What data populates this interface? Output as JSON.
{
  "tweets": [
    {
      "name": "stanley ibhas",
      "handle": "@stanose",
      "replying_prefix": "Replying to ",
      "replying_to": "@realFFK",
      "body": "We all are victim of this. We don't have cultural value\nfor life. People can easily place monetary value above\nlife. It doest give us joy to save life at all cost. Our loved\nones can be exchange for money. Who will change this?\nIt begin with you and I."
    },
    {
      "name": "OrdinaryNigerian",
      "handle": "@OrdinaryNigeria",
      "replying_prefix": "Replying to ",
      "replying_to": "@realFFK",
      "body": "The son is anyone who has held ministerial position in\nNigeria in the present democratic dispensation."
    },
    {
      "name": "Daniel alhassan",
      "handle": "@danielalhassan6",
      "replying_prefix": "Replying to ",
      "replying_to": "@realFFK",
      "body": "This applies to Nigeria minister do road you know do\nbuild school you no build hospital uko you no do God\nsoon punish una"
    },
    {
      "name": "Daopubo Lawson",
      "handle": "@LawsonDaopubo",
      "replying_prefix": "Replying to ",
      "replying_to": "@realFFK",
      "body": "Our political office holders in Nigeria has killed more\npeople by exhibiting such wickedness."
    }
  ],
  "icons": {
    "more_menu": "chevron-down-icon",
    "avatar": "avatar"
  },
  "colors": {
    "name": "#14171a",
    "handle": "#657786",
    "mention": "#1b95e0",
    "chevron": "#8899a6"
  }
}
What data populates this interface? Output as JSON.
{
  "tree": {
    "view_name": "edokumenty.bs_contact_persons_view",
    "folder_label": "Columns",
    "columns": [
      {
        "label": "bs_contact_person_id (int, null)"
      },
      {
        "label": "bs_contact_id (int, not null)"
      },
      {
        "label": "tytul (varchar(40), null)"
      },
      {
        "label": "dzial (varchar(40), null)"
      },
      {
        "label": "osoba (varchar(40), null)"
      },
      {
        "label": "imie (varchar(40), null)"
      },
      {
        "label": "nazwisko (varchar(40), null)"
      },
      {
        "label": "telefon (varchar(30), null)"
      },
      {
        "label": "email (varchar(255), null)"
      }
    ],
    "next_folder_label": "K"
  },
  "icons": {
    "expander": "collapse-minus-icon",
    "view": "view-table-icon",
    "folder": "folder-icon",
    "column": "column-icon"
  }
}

_WHAT TO DO_: Read the entries above, then pull out the lines that include "chevron".

_TASK ANSWER_:
    "more_menu": "chevron-down-icon",
    "chevron": "#8899a6"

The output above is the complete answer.